Page text:
+--

# Compressor Motor wiring help requested PLEASE



## Cwoods99508 (8 mo ago)

Hello 1st time poster here. I recently acquired an old Charge Air Pro air compressor that is wired for 220 but has a motor on it that I believe can be switched to 110v...which I would like to do as I don't have a 220v hookup.
I am quite green at this in particular and hope someone can spell it out for me to achieve this. In pics the left row of wires is from motor and right row is the plug. I'm sure the motor tag plate is showing the schematics for different wiring options but I can't make heads or tails of it quite frankly lol.
I'm sure I need to buy a new 110v pigtail and make the connections but by the motor plate info it's describing wire colors I simply don't see! I took the shroud off and pulley as well to get a clearer view so hopefully these pics suffice to show what I'm scratching my head over. Thank you for any Input in advance.


----------



## stevon (Mar 5, 2019)

Cwoods99508,

You have another problem besides wiring your motor for 120 volts. A custom power setup would be required to run 20 amps at 120 vac e.g. a 30 amp breaker, 10 gauge wire and a 120 volt receptacle and plug rated for 30 amps (80% rule). If you are planning on using an existing household circuit, even if it is a single outlet and 20 amps, The plug, outlet and wiring will be overloaded. A 20 amp rated electrical part (in this country at least) has the extended run rule built into it so parts will not work for extended time at the full/max rating. Using the design rating of "the 80% rule", 16 amps on a 20 amp circuit is all you can use for more than a few minutes. The breaker would randomly trip and wiring will over heat and the plug and/or receptacle will be burned up too in short order. Also since this is a motor load, the RLA at startup and at 0 rpm will be 120 amps or so until the rotor starts turning. Basically if you want to use this compressor you need at least 12 gauge wire @ (less than 50 feet, 10 gauge for a longer run) to a 220 to 240 volt, 20 amp plug (motor uses 10 amps @ 230V) plug and socket (230 vac plug shown in your post would work). A qualified person or an electrician might be able to change the breaker on a single pole circuit to a dual pole 230v, 20 amp breaker and add the correct receptacle. This can only be done on a single circuit, not on the usual "daisy chained" multiple 120V outlet circuits seen in most houses. You got the correct plug already installed for a 230 dryer type setup. You see there was a reason why this compressor is set to run on 230 VAC. Basically your stuck on running 230 volts anyways because at 20 amps full time, it requires a custom installation of 10 gauge wire, 30 amp breaker, 30 amp plug and receptacle, might as well install 230 setup at that point.

+--

Directive A: How would you sum up the compressor wiring thread in two sentences?
The records that come next have no connection to the compressor wiring thread.

+--

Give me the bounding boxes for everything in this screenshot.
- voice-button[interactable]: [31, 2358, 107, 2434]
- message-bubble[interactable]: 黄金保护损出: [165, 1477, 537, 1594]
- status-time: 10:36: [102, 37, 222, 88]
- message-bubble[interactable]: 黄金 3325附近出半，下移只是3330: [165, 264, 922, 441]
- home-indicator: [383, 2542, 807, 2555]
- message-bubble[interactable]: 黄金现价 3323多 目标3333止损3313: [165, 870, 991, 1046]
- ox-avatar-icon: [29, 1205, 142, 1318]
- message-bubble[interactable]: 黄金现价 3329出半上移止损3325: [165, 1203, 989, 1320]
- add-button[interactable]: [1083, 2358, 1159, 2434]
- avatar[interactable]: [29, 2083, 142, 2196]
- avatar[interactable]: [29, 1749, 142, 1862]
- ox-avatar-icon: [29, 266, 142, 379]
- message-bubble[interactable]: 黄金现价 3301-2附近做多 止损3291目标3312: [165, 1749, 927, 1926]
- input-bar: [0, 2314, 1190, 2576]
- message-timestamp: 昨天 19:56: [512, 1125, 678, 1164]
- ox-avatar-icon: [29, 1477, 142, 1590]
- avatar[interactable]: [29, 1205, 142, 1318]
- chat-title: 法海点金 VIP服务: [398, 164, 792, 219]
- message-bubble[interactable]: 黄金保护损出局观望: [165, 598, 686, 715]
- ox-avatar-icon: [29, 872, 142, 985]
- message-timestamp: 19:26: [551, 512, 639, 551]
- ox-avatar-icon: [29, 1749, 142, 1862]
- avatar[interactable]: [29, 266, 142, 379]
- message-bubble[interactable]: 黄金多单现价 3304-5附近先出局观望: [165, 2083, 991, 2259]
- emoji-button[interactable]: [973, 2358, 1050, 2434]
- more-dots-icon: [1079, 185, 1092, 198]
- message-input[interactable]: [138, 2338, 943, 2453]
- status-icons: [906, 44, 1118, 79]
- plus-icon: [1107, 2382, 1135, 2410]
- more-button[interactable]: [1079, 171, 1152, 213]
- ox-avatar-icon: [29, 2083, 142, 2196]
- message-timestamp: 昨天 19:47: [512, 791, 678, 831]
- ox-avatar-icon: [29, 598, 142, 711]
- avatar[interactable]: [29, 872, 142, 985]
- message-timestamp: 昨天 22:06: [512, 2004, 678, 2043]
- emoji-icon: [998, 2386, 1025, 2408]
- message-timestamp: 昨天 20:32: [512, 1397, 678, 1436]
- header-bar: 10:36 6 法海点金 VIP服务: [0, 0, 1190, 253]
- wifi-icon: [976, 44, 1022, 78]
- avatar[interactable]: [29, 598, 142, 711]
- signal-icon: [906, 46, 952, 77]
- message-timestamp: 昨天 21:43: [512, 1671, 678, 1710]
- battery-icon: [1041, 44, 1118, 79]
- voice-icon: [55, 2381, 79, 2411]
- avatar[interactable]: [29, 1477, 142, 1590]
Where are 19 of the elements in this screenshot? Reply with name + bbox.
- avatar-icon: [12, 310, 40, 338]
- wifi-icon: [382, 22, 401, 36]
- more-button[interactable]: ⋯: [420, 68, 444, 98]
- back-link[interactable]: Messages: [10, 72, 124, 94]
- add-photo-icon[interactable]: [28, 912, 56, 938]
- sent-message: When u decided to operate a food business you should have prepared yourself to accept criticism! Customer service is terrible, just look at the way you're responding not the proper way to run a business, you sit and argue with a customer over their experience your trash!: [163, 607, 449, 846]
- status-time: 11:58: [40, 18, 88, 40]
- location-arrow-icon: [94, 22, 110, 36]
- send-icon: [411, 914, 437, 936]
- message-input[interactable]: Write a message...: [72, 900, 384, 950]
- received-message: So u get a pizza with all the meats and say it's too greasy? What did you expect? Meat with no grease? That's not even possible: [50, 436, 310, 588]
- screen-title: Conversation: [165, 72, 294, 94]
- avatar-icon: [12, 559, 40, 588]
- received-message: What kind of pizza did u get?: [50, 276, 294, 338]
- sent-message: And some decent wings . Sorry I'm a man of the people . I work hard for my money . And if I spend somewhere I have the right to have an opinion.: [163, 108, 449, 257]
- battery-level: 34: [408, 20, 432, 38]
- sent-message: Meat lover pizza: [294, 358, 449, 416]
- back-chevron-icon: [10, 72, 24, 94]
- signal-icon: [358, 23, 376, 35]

+--

Directive B: Which lines of the records contain the string "this"? Pick out each one and copy it in full, treating uppercase and lowercase as different.

Exercise answer A: A first-time poster has an old Charge Air Pro air compressor wired for 220 volts and asks how to rewire its motor for 110 volts, because there is no 220-volt hookup available. A reply warns that at 120 volts the motor would draw 20 amps, which would overload a household circuit and require a custom 30-amp setup, so it advises running the compressor on a dedicated 220 to 240 volt, 20-amp circuit with the plug that is already installed.

Exercise answer B:
Give me the bounding boxes for everything in this screenshot.
Where are 19 of the elements in this screenshot? Reply with name + bbox.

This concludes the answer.